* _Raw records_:
══════════════════════════════

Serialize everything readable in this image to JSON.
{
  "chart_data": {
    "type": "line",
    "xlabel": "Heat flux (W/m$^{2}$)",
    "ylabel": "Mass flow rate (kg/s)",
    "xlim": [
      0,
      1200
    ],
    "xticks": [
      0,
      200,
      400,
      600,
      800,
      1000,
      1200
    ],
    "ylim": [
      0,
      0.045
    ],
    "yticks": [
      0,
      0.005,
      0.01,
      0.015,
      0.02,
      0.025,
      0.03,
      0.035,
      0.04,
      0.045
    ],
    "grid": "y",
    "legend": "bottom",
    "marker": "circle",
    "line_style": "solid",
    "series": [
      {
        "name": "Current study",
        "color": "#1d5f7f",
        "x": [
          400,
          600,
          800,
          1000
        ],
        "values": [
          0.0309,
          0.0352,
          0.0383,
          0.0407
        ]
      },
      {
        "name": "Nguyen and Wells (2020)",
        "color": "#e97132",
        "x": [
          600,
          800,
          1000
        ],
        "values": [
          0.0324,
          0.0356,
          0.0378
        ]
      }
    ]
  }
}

══════════════════════════════

* _SHORT TASK_:
Find the word "name" in the material, then list each line that holds it.

* _OUTPUT BELOW_:
        "name": "Current study",
        "name": "Nguyen and Wells (2020)",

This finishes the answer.